■ **Work required**:
Find the lines holding the string "this" in the data, then copy all of them.

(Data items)

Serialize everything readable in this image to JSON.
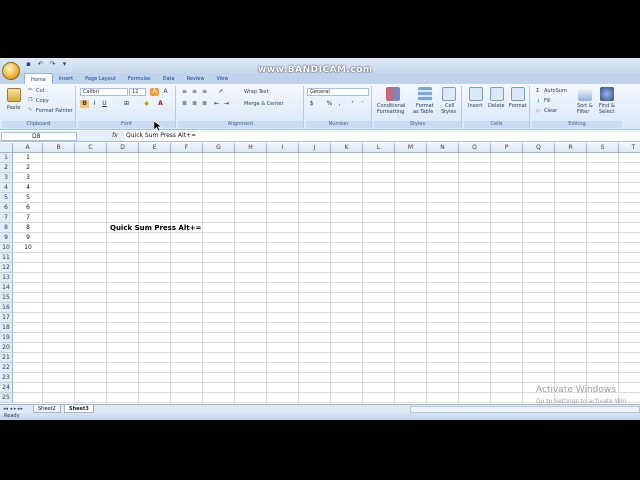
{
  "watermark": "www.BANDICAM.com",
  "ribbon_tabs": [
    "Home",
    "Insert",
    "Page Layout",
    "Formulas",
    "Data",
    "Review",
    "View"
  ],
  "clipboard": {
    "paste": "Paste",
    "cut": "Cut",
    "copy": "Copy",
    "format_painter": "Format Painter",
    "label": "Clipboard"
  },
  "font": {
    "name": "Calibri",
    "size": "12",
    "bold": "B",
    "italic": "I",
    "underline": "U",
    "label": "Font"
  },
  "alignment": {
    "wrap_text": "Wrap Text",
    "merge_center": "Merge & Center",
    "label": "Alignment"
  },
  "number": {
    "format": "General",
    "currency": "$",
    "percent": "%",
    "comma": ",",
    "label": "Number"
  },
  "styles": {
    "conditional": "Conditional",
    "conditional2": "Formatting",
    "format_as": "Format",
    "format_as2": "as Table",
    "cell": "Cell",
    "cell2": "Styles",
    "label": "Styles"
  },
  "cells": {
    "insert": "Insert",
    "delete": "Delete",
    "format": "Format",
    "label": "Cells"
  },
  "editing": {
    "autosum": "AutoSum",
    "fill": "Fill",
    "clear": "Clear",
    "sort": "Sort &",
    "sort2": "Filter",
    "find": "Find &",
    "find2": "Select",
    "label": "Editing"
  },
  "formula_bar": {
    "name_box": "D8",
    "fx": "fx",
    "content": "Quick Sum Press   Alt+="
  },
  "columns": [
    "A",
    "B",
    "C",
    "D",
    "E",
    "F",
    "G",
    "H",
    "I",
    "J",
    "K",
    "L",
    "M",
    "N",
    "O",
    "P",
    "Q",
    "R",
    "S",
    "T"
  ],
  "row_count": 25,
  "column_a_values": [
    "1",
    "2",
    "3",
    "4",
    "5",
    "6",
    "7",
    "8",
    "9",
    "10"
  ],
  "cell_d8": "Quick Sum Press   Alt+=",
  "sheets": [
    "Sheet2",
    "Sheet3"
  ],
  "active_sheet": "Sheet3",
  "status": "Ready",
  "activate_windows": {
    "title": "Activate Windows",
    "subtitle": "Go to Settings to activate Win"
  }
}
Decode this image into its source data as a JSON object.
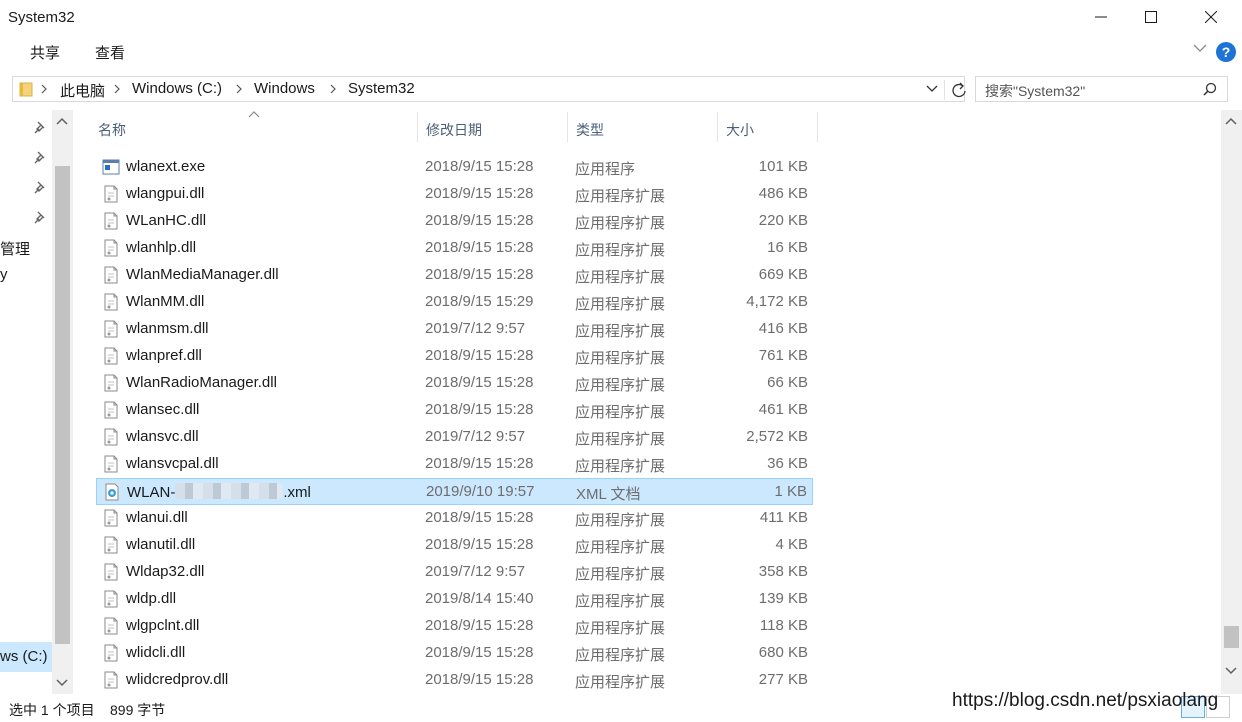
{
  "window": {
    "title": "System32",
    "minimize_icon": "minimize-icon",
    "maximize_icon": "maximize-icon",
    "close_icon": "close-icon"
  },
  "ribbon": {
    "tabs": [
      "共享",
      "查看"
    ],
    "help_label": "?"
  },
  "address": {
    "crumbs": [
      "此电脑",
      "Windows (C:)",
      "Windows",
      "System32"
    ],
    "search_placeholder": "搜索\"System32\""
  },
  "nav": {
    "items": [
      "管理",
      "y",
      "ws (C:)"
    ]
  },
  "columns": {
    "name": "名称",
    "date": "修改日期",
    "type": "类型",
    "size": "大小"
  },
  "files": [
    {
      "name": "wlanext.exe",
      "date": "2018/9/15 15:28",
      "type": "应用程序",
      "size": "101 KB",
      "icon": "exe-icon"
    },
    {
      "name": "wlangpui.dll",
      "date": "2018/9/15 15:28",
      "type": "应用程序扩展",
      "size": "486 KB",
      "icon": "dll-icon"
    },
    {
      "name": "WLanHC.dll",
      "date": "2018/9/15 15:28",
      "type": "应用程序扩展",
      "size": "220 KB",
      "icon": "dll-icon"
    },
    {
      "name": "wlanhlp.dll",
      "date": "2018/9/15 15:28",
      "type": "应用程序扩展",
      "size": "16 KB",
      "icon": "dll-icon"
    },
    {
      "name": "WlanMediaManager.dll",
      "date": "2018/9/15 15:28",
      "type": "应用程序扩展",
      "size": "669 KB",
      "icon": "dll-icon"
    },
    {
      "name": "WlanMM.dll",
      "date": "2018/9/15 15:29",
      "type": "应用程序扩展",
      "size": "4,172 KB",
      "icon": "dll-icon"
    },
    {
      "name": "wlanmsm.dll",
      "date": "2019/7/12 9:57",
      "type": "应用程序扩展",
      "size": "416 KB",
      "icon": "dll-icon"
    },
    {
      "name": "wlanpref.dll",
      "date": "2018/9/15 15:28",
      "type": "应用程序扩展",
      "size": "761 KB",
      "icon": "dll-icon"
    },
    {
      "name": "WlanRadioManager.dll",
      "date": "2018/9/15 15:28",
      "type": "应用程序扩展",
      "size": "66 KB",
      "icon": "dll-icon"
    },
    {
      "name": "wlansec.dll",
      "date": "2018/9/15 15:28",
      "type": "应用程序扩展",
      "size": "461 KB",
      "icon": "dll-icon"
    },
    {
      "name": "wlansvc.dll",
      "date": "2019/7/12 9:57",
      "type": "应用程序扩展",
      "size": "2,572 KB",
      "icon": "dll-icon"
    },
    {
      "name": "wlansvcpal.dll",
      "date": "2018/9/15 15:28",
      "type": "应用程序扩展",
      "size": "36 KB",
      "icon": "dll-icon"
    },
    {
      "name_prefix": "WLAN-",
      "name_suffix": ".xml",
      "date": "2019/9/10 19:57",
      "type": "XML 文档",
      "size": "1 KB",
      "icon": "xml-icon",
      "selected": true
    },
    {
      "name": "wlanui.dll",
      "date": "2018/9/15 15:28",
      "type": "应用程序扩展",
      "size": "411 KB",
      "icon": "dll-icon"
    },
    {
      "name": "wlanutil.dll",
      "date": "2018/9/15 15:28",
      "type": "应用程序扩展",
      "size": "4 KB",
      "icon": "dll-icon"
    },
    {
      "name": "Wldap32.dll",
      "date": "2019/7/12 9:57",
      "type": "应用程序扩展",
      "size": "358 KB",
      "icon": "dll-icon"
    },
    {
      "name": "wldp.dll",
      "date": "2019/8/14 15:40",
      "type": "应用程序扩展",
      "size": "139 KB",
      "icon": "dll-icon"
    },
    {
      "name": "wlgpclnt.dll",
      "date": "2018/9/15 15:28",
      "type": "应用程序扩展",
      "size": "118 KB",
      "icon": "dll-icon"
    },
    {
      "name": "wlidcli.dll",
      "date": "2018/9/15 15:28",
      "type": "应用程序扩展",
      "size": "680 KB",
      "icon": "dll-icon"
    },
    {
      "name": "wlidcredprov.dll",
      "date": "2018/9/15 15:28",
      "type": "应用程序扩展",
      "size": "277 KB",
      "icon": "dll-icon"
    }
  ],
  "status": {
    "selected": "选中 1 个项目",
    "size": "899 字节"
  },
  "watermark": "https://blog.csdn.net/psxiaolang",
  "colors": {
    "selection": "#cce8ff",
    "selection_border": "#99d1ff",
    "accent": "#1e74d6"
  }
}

■ **Exercise solution**:
Serialize everything readable in this image to JSON.
Decode this image into its source data as a JSON object.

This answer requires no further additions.